Skip the pictures. Repeat everything else in the records word for word.

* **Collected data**
* * *

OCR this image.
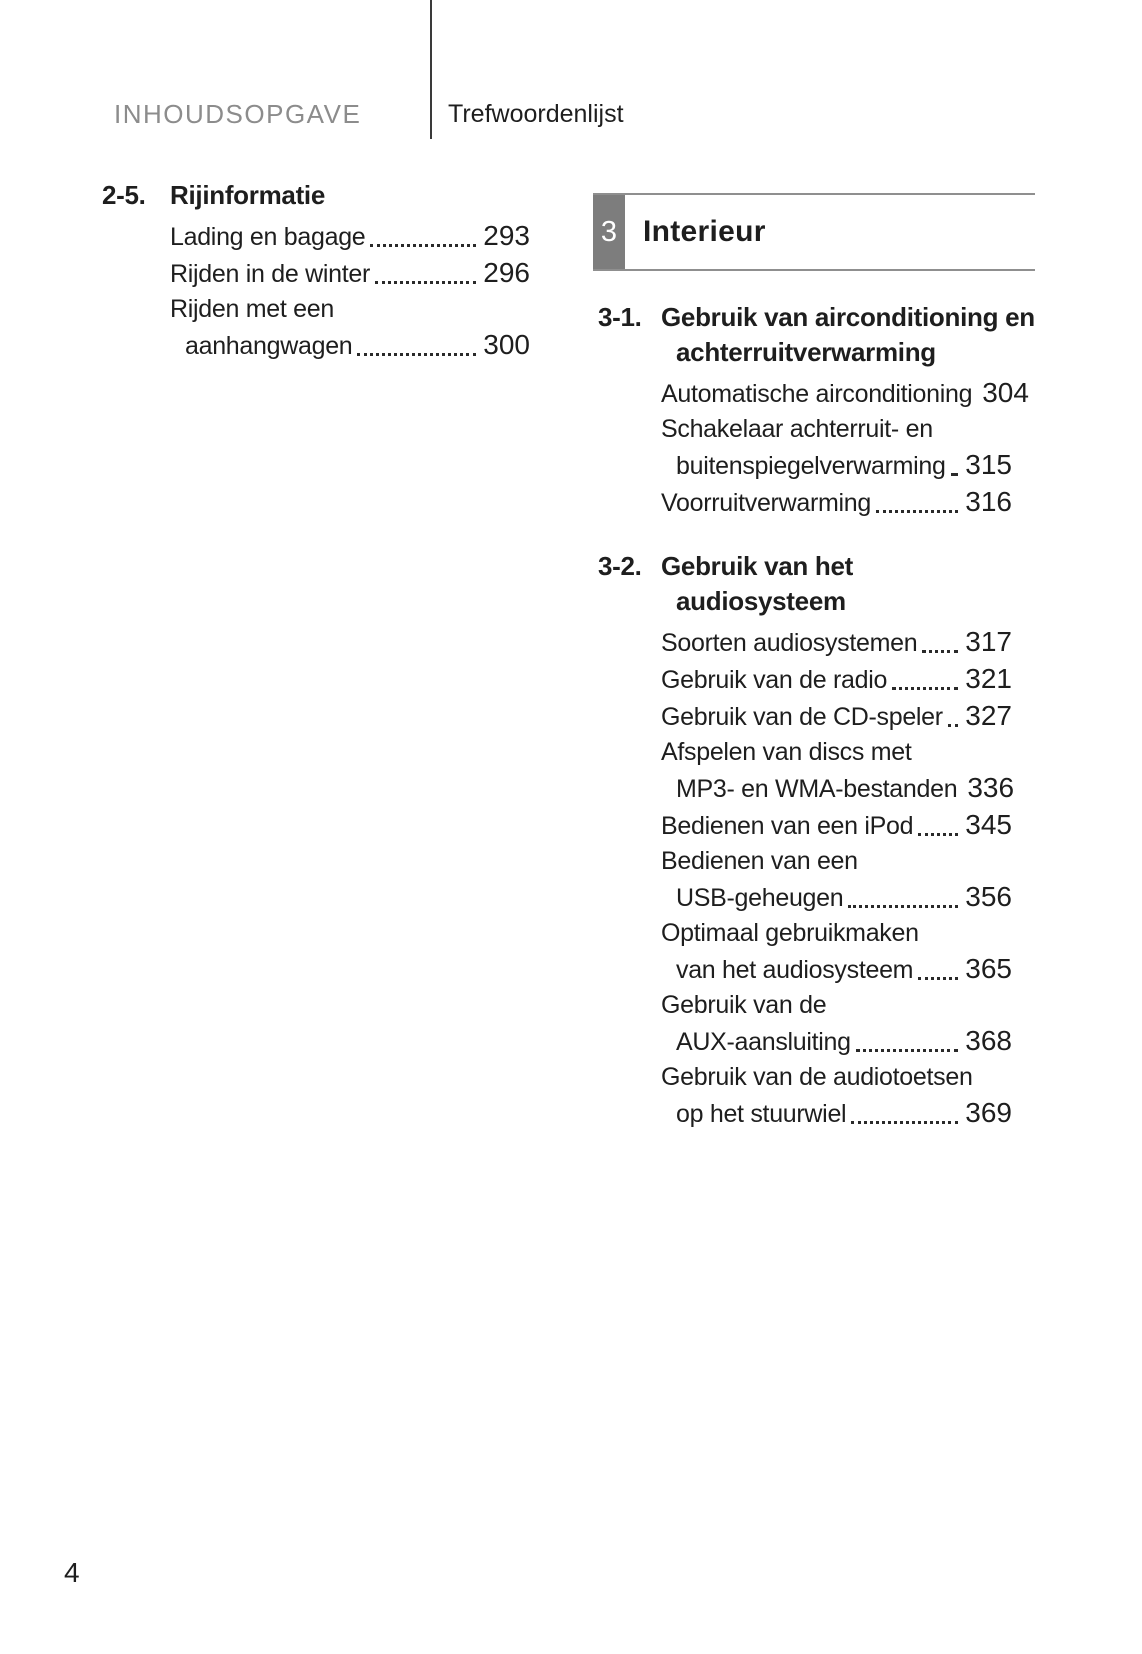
INHOUDSOPGAVE	Trefwoordenlijst
3 Interieur
2-5. Rijinformatie
Lading en bagage	293
Rijden in de winter	296
Rijden met een
aanhangwagen	300
3-1. Gebruik van airconditioning en
achterruitverwarming
Automatische airconditioning 304
Schakelaar achterruit- en
buitenspiegelverwarming 315
Voorruitverwarming	316
3-2. Gebruik van het
audiosysteem
Soorten audiosystemen 317
Gebruik van de radio	321
Gebruik van de CD-speler 327
Afspelen van discs met
MP3- en WMA-bestanden 336
Bedienen van een iPod 345
Bedienen van een
USB-geheugen	356
Optimaal gebruikmaken
van het audiosysteem 365
Gebruik van de
AUX-aansluiting	368
Gebruik van de audiotoetsen
op het stuurwiel	369
4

* * *

* **Exercise response**
OCR this image.
INHOUDSOPGAVE	Trefwoordenlijst
3 Interieur
2-5. Rijinformatie
Lading en bagage	293
Rijden in de winter	296
Rijden met een
aanhangwagen	300
3-1. Gebruik van airconditioning en
achterruitverwarming
Automatische airconditioning 304
Schakelaar achterruit- en
buitenspiegelverwarming 315
Voorruitverwarming	316
3-2. Gebruik van het
audiosysteem
Soorten audiosystemen 317
Gebruik van de radio	321
Gebruik van de CD-speler 327
Afspelen van discs met
MP3- en WMA-bestanden 336
Bedienen van een iPod 345
Bedienen van een
USB-geheugen	356
Optimaal gebruikmaken
van het audiosysteem 365
Gebruik van de
AUX-aansluiting	368
Gebruik van de audiotoetsen
op het stuurwiel	369
4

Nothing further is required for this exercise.